**** Excerpted records
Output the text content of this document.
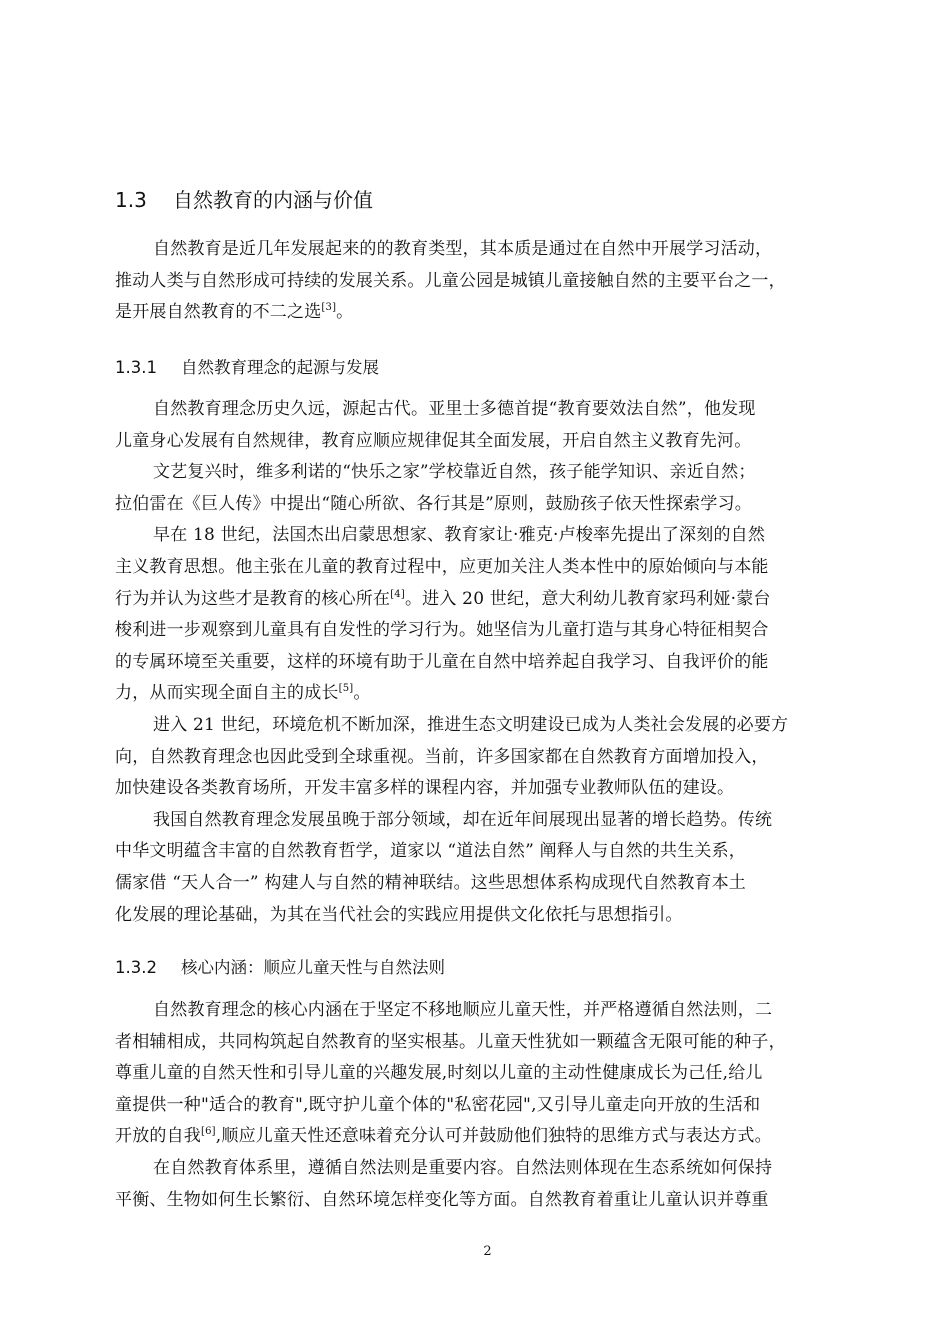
1.3 自然教育的内涵与价值
自然教育是近几年发展起来的的教育类型，其本质是通过在自然中开展学习活动，
推动人类与自然形成可持续的发展关系。儿童公园是城镇儿童接触自然的主要平台之一，
是开展自然教育的不二之选[3]。
1.3.1 自然教育理念的起源与发展
自然教育理念历史久远，源起古代。亚里士多德首提“教育要效法自然”，他发现
儿童身心发展有自然规律，教育应顺应规律促其全面发展，开启自然主义教育先河。
文艺复兴时，维多利诺的“快乐之家”学校靠近自然，孩子能学知识、亲近自然；
拉伯雷在《巨人传》中提出“随心所欲、各行其是”原则，鼓励孩子依天性探索学习。
早在 18 世纪，法国杰出启蒙思想家、教育家让·雅克·卢梭率先提出了深刻的自然
主义教育思想。他主张在儿童的教育过程中，应更加关注人类本性中的原始倾向与本能
行为并认为这些才是教育的核心所在[4]。进入 20 世纪，意大利幼儿教育家玛利娅·蒙台
梭利进一步观察到儿童具有自发性的学习行为。她坚信为儿童打造与其身心特征相契合
的专属环境至关重要，这样的环境有助于儿童在自然中培养起自我学习、自我评价的能
力，从而实现全面自主的成长[5]。
进入 21 世纪，环境危机不断加深，推进生态文明建设已成为人类社会发展的必要方
向，自然教育理念也因此受到全球重视。当前，许多国家都在自然教育方面增加投入，
加快建设各类教育场所，开发丰富多样的课程内容，并加强专业教师队伍的建设。
我国自然教育理念发展虽晚于部分领域，却在近年间展现出显著的增长趋势。传统
中华文明蕴含丰富的自然教育哲学，道家以 “道法自然” 阐释人与自然的共生关系，
儒家借 “天人合一” 构建人与自然的精神联结。这些思想体系构成现代自然教育本土
化发展的理论基础，为其在当代社会的实践应用提供文化依托与思想指引。
1.3.2 核心内涵：顺应儿童天性与自然法则
自然教育理念的核心内涵在于坚定不移地顺应儿童天性，并严格遵循自然法则，二
者相辅相成，共同构筑起自然教育的坚实根基。儿童天性犹如一颗蕴含无限可能的种子，
尊重儿童的自然天性和引导儿童的兴趣发展,时刻以儿童的主动性健康成长为己任,给儿
童提供一种"适合的教育",既守护儿童个体的"私密花园",又引导儿童走向开放的生活和
开放的自我[6],顺应儿童天性还意味着充分认可并鼓励他们独特的思维方式与表达方式。
在自然教育体系里，遵循自然法则是重要内容。自然法则体现在生态系统如何保持
平衡、生物如何生长繁衍、自然环境怎样变化等方面。自然教育着重让儿童认识并尊重
2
********
• [Exercise task] Reproduce the data verbatim. Do not carry any picture into the copy.

• [Complete answer]
Output the text content of this document.
1.3 自然教育的内涵与价值
自然教育是近几年发展起来的的教育类型，其本质是通过在自然中开展学习活动，
推动人类与自然形成可持续的发展关系。儿童公园是城镇儿童接触自然的主要平台之一，
是开展自然教育的不二之选[3]。
1.3.1 自然教育理念的起源与发展
自然教育理念历史久远，源起古代。亚里士多德首提“教育要效法自然”，他发现
儿童身心发展有自然规律，教育应顺应规律促其全面发展，开启自然主义教育先河。
文艺复兴时，维多利诺的“快乐之家”学校靠近自然，孩子能学知识、亲近自然；
拉伯雷在《巨人传》中提出“随心所欲、各行其是”原则，鼓励孩子依天性探索学习。
早在 18 世纪，法国杰出启蒙思想家、教育家让·雅克·卢梭率先提出了深刻的自然
主义教育思想。他主张在儿童的教育过程中，应更加关注人类本性中的原始倾向与本能
行为并认为这些才是教育的核心所在[4]。进入 20 世纪，意大利幼儿教育家玛利娅·蒙台
梭利进一步观察到儿童具有自发性的学习行为。她坚信为儿童打造与其身心特征相契合
的专属环境至关重要，这样的环境有助于儿童在自然中培养起自我学习、自我评价的能
力，从而实现全面自主的成长[5]。
进入 21 世纪，环境危机不断加深，推进生态文明建设已成为人类社会发展的必要方
向，自然教育理念也因此受到全球重视。当前，许多国家都在自然教育方面增加投入，
加快建设各类教育场所，开发丰富多样的课程内容，并加强专业教师队伍的建设。
我国自然教育理念发展虽晚于部分领域，却在近年间展现出显著的增长趋势。传统
中华文明蕴含丰富的自然教育哲学，道家以 “道法自然” 阐释人与自然的共生关系，
儒家借 “天人合一” 构建人与自然的精神联结。这些思想体系构成现代自然教育本土
化发展的理论基础，为其在当代社会的实践应用提供文化依托与思想指引。
1.3.2 核心内涵：顺应儿童天性与自然法则
自然教育理念的核心内涵在于坚定不移地顺应儿童天性，并严格遵循自然法则，二
者相辅相成，共同构筑起自然教育的坚实根基。儿童天性犹如一颗蕴含无限可能的种子，
尊重儿童的自然天性和引导儿童的兴趣发展,时刻以儿童的主动性健康成长为己任,给儿
童提供一种"适合的教育",既守护儿童个体的"私密花园",又引导儿童走向开放的生活和
开放的自我[6],顺应儿童天性还意味着充分认可并鼓励他们独特的思维方式与表达方式。
在自然教育体系里，遵循自然法则是重要内容。自然法则体现在生态系统如何保持
平衡、生物如何生长繁衍、自然环境怎样变化等方面。自然教育着重让儿童认识并尊重
2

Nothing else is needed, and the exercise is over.